## What needs to be done
What is the number of lines containing the string "在线客服"? Answer with the number only.

## Stored data
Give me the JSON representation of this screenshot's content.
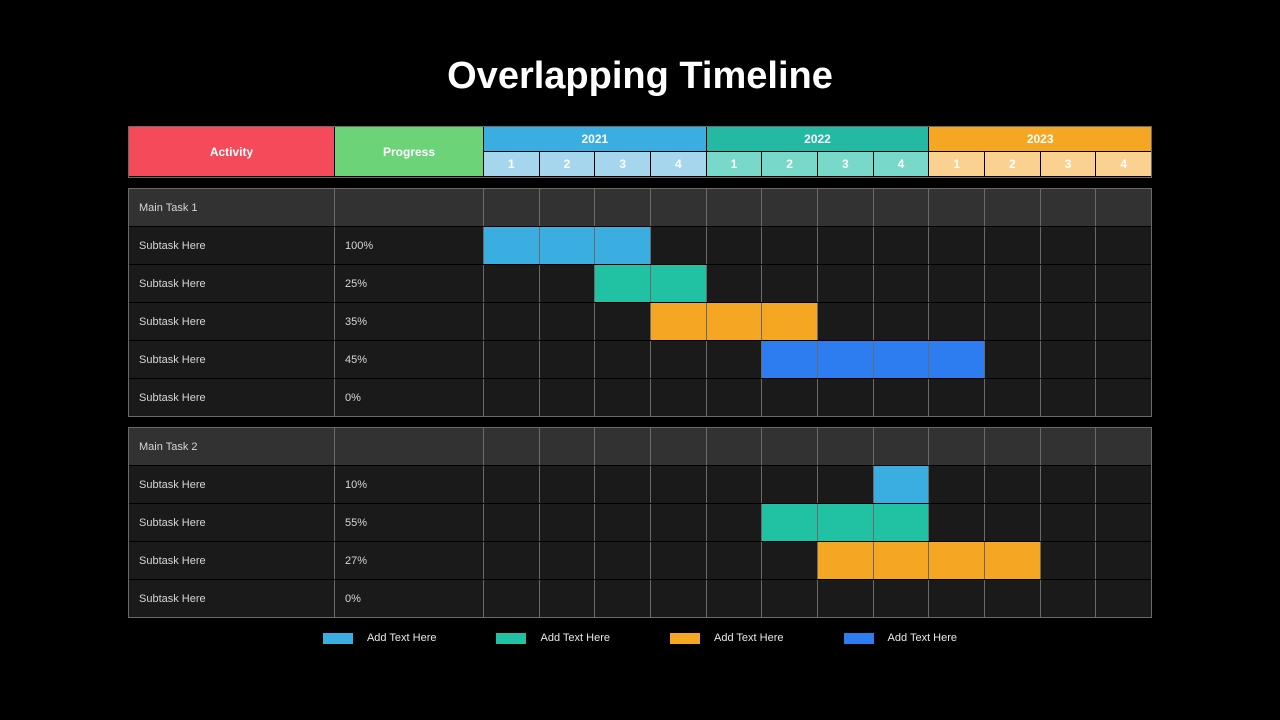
{
  "title": "Overlapping Timeline",
  "header": {
    "activity": "Activity",
    "progress": "Progress",
    "years": [
      "2021",
      "2022",
      "2023"
    ],
    "quarters": [
      "1",
      "2",
      "3",
      "4"
    ]
  },
  "sections": [
    {
      "main": "Main Task 1",
      "rows": [
        {
          "label": "Subtask Here",
          "progress": "100%",
          "bars": [
            {
              "start": 0,
              "end": 3,
              "color": "c-blue"
            }
          ]
        },
        {
          "label": "Subtask Here",
          "progress": "25%",
          "bars": [
            {
              "start": 2,
              "end": 4,
              "color": "c-teal"
            }
          ]
        },
        {
          "label": "Subtask Here",
          "progress": "35%",
          "bars": [
            {
              "start": 3,
              "end": 6,
              "color": "c-orange"
            }
          ]
        },
        {
          "label": "Subtask Here",
          "progress": "45%",
          "bars": [
            {
              "start": 5,
              "end": 9,
              "color": "c-royal"
            }
          ]
        },
        {
          "label": "Subtask Here",
          "progress": "0%",
          "bars": []
        }
      ]
    },
    {
      "main": "Main Task 2",
      "rows": [
        {
          "label": "Subtask Here",
          "progress": "10%",
          "bars": [
            {
              "start": 7,
              "end": 8,
              "color": "c-blue"
            }
          ]
        },
        {
          "label": "Subtask Here",
          "progress": "55%",
          "bars": [
            {
              "start": 5,
              "end": 8,
              "color": "c-teal"
            }
          ]
        },
        {
          "label": "Subtask Here",
          "progress": "27%",
          "bars": [
            {
              "start": 6,
              "end": 10,
              "color": "c-orange"
            }
          ]
        },
        {
          "label": "Subtask Here",
          "progress": "0%",
          "bars": []
        }
      ]
    }
  ],
  "legend": [
    {
      "color": "c-blue",
      "label": "Add Text Here"
    },
    {
      "color": "c-teal",
      "label": "Add Text Here"
    },
    {
      "color": "c-orange",
      "label": "Add Text Here"
    },
    {
      "color": "c-royal",
      "label": "Add Text Here"
    }
  ],
  "chart_data": {
    "type": "bar",
    "title": "Overlapping Timeline",
    "x_categories": [
      "2021-Q1",
      "2021-Q2",
      "2021-Q3",
      "2021-Q4",
      "2022-Q1",
      "2022-Q2",
      "2022-Q3",
      "2022-Q4",
      "2023-Q1",
      "2023-Q2",
      "2023-Q3",
      "2023-Q4"
    ],
    "groups": [
      {
        "name": "Main Task 1",
        "tasks": [
          {
            "name": "Subtask Here",
            "progress": 100,
            "start": "2021-Q1",
            "end": "2021-Q3",
            "series": "blue"
          },
          {
            "name": "Subtask Here",
            "progress": 25,
            "start": "2021-Q3",
            "end": "2021-Q4",
            "series": "teal"
          },
          {
            "name": "Subtask Here",
            "progress": 35,
            "start": "2021-Q4",
            "end": "2022-Q2",
            "series": "orange"
          },
          {
            "name": "Subtask Here",
            "progress": 45,
            "start": "2022-Q2",
            "end": "2023-Q1",
            "series": "royal"
          },
          {
            "name": "Subtask Here",
            "progress": 0,
            "start": null,
            "end": null,
            "series": null
          }
        ]
      },
      {
        "name": "Main Task 2",
        "tasks": [
          {
            "name": "Subtask Here",
            "progress": 10,
            "start": "2022-Q4",
            "end": "2022-Q4",
            "series": "blue"
          },
          {
            "name": "Subtask Here",
            "progress": 55,
            "start": "2022-Q2",
            "end": "2022-Q4",
            "series": "teal"
          },
          {
            "name": "Subtask Here",
            "progress": 27,
            "start": "2022-Q3",
            "end": "2023-Q2",
            "series": "orange"
          },
          {
            "name": "Subtask Here",
            "progress": 0,
            "start": null,
            "end": null,
            "series": null
          }
        ]
      }
    ],
    "series_colors": {
      "blue": "#3aaee0",
      "teal": "#21c2a3",
      "orange": "#f5a623",
      "royal": "#2d7cf0"
    }
  }
}
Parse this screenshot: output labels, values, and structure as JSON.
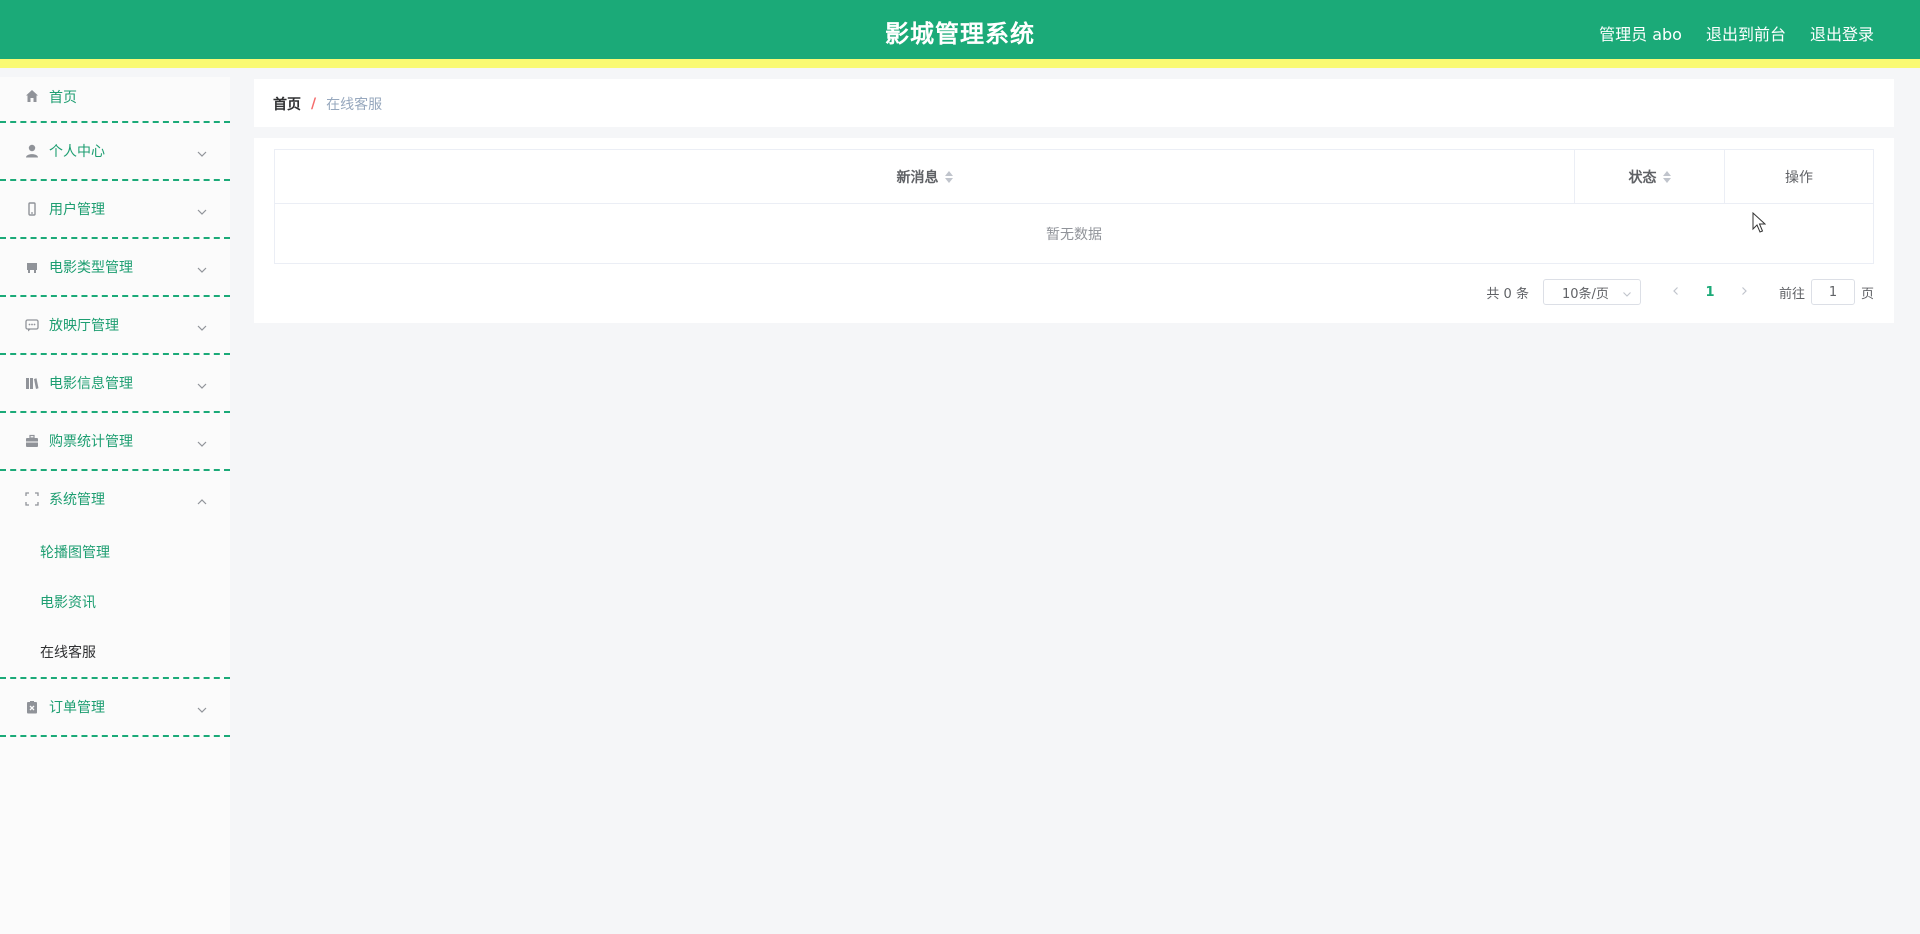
{
  "header": {
    "title": "影城管理系统",
    "admin_label": "管理员 abo",
    "exit_front": "退出到前台",
    "logout": "退出登录"
  },
  "sidebar": {
    "items": [
      {
        "label": "首页",
        "icon": "home-icon"
      },
      {
        "label": "个人中心",
        "icon": "user-icon"
      },
      {
        "label": "用户管理",
        "icon": "mobile-icon"
      },
      {
        "label": "电影类型管理",
        "icon": "film-type-icon"
      },
      {
        "label": "放映厅管理",
        "icon": "chat-icon"
      },
      {
        "label": "电影信息管理",
        "icon": "books-icon"
      },
      {
        "label": "购票统计管理",
        "icon": "briefcase-icon"
      },
      {
        "label": "系统管理",
        "icon": "fullscreen-icon",
        "expanded": true,
        "children": [
          "轮播图管理",
          "电影资讯",
          "在线客服"
        ],
        "active_child": "在线客服"
      },
      {
        "label": "订单管理",
        "icon": "clipboard-icon"
      }
    ]
  },
  "breadcrumb": {
    "home": "首页",
    "separator": "/",
    "current": "在线客服"
  },
  "table": {
    "columns": [
      "新消息",
      "状态",
      "操作"
    ],
    "empty_text": "暂无数据"
  },
  "pagination": {
    "total": "共 0 条",
    "page_size": "10条/页",
    "current_page": "1",
    "goto_label": "前往",
    "goto_value": "1",
    "page_suffix": "页"
  },
  "colors": {
    "primary": "#1baa78",
    "accent_yellow": "#fafa73",
    "breadcrumb_sep": "#f56c6c"
  }
}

## Task output
3